§ **Collected data**:
>> begin

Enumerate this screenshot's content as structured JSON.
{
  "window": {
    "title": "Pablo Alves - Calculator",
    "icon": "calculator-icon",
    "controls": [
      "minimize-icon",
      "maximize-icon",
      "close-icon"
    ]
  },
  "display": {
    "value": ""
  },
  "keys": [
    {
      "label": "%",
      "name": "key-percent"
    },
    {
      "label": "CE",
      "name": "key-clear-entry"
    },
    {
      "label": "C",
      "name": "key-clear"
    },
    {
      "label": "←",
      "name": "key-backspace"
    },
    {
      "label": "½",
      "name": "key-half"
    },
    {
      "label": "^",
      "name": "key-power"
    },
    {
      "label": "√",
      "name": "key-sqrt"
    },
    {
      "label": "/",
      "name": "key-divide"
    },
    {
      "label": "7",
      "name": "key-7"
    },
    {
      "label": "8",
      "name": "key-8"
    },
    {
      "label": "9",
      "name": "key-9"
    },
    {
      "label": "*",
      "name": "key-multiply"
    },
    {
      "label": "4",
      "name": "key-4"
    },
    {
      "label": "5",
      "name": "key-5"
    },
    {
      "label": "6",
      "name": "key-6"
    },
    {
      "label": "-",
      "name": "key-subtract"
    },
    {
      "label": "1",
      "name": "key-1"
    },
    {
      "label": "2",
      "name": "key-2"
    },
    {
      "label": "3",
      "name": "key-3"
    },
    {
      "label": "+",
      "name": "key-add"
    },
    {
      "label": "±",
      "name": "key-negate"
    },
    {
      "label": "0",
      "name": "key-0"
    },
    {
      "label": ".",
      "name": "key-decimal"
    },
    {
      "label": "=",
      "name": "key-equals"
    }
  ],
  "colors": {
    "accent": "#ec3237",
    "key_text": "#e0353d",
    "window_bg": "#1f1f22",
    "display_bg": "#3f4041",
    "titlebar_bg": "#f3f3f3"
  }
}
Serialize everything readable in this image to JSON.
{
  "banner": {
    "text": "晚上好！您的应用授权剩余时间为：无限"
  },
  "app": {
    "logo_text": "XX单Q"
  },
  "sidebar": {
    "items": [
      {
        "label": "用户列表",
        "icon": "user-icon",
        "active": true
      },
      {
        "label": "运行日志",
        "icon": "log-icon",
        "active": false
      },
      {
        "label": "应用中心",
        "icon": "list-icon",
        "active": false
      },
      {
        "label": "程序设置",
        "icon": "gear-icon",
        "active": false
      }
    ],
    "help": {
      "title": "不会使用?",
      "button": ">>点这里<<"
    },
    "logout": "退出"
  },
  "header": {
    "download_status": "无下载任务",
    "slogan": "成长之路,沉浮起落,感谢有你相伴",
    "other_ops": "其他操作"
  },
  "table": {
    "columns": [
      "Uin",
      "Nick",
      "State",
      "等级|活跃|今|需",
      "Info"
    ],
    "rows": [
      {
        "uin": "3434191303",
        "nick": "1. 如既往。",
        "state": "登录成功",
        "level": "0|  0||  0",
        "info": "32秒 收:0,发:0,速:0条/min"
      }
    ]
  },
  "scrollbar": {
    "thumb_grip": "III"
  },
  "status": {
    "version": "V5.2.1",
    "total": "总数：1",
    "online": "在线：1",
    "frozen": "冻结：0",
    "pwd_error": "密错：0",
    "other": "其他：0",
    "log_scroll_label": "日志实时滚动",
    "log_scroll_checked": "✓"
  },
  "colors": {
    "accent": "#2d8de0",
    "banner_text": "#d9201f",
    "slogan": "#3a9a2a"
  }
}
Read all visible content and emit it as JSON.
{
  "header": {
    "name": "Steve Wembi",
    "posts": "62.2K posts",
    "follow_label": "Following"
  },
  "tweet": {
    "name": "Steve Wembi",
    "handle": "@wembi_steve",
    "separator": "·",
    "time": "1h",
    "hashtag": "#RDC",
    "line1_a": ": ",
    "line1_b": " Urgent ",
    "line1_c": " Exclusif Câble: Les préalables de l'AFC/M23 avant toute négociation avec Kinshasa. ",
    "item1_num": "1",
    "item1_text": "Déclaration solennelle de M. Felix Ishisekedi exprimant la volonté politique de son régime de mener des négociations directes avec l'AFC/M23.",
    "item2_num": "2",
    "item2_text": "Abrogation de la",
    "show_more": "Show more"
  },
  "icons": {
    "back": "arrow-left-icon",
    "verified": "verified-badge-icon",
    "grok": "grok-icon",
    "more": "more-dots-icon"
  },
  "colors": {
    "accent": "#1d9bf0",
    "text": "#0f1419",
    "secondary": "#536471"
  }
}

>> end

Above are the records. Copy every line in them holding "this".

Enumerate this screenshot's content as structured JSON.
Serialize everything readable in this image to JSON.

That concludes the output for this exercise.